Return, word for word, only the lines from the one containing "Parse this chart and return its data as JSON." through the last line of the entries.

>> BEGIN MATERIAL

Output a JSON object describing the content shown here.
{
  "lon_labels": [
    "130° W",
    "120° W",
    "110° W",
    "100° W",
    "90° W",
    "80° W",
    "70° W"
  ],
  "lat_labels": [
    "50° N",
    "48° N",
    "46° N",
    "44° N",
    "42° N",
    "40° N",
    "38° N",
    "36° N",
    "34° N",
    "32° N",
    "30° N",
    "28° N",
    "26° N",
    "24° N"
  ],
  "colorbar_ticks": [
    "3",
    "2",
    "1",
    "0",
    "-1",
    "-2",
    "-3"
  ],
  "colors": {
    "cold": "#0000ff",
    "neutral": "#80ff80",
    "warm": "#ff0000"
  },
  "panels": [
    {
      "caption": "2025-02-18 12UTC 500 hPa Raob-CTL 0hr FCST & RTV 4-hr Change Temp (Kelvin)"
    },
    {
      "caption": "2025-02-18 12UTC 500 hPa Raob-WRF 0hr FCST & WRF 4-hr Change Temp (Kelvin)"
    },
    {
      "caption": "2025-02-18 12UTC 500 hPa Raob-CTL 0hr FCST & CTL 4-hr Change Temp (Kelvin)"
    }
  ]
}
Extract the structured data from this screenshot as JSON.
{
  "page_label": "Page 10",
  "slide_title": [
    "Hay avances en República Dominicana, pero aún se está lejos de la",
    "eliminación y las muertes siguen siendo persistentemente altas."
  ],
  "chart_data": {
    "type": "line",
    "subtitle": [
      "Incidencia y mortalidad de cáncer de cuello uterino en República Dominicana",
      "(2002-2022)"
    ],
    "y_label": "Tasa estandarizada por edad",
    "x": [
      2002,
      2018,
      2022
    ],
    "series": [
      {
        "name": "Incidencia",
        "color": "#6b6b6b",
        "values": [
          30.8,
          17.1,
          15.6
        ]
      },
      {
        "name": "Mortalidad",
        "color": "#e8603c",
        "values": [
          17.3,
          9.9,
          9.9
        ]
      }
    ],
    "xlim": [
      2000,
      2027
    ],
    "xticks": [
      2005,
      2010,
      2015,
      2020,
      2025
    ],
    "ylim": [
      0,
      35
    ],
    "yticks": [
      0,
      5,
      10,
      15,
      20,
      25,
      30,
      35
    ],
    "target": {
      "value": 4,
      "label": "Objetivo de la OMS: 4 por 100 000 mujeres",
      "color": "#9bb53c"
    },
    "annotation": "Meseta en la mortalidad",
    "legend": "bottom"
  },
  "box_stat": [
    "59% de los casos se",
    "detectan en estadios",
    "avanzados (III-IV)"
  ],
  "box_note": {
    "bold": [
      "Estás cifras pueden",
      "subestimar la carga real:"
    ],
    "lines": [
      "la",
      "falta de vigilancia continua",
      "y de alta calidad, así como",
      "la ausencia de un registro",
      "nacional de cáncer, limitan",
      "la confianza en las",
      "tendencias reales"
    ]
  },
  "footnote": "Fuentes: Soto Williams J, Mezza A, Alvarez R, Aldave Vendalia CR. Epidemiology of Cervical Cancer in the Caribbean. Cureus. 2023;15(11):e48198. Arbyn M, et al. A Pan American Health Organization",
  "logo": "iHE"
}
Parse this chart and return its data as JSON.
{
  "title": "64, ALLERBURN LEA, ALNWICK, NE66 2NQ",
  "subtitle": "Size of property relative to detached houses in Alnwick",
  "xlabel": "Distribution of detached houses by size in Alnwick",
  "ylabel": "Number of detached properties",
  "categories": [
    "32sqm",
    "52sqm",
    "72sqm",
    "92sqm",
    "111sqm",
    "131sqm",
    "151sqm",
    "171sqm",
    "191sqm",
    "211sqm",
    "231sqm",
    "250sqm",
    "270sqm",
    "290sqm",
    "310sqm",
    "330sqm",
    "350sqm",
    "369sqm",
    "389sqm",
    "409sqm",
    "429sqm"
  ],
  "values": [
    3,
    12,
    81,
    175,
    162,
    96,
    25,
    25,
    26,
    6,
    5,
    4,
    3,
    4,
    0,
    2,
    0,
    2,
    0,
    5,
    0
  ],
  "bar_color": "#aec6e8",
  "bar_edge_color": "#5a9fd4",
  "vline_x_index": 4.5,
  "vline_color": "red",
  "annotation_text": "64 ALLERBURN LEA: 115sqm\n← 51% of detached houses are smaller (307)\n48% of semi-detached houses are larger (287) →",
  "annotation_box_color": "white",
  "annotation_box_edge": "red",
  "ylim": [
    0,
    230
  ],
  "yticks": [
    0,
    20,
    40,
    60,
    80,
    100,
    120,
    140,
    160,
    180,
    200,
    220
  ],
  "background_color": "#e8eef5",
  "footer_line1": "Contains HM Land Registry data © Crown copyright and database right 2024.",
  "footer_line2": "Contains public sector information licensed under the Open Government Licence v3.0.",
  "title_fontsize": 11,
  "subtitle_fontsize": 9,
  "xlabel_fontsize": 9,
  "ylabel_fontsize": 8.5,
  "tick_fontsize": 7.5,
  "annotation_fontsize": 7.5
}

>> END MATERIAL

_SOLVED EXERCISE_
Parse this chart and return its data as JSON.
{
  "title": "64, ALLERBURN LEA, ALNWICK, NE66 2NQ",
  "subtitle": "Size of property relative to detached houses in Alnwick",
  "xlabel": "Distribution of detached houses by size in Alnwick",
  "ylabel": "Number of detached properties",
  "categories": [
    "32sqm",
    "52sqm",
    "72sqm",
    "92sqm",
    "111sqm",
    "131sqm",
    "151sqm",
    "171sqm",
    "191sqm",
    "211sqm",
    "231sqm",
    "250sqm",
    "270sqm",
    "290sqm",
    "310sqm",
    "330sqm",
    "350sqm",
    "369sqm",
    "389sqm",
    "409sqm",
    "429sqm"
  ],
  "values": [
    3,
    12,
    81,
    175,
    162,
    96,
    25,
    25,
    26,
    6,
    5,
    4,
    3,
    4,
    0,
    2,
    0,
    2,
    0,
    5,
    0
  ],
  "bar_color": "#aec6e8",
  "bar_edge_color": "#5a9fd4",
  "vline_x_index": 4.5,
  "vline_color": "red",
  "annotation_text": "64 ALLERBURN LEA: 115sqm\n← 51% of detached houses are smaller (307)\n48% of semi-detached houses are larger (287) →",
  "annotation_box_color": "white",
  "annotation_box_edge": "red",
  "ylim": [
    0,
    230
  ],
  "yticks": [
    0,
    20,
    40,
    60,
    80,
    100,
    120,
    140,
    160,
    180,
    200,
    220
  ],
  "background_color": "#e8eef5",
  "footer_line1": "Contains HM Land Registry data © Crown copyright and database right 2024.",
  "footer_line2": "Contains public sector information licensed under the Open Government Licence v3.0.",
  "title_fontsize": 11,
  "subtitle_fontsize": 9,
  "xlabel_fontsize": 9,
  "ylabel_fontsize": 8.5,
  "tick_fontsize": 7.5,
  "annotation_fontsize": 7.5
}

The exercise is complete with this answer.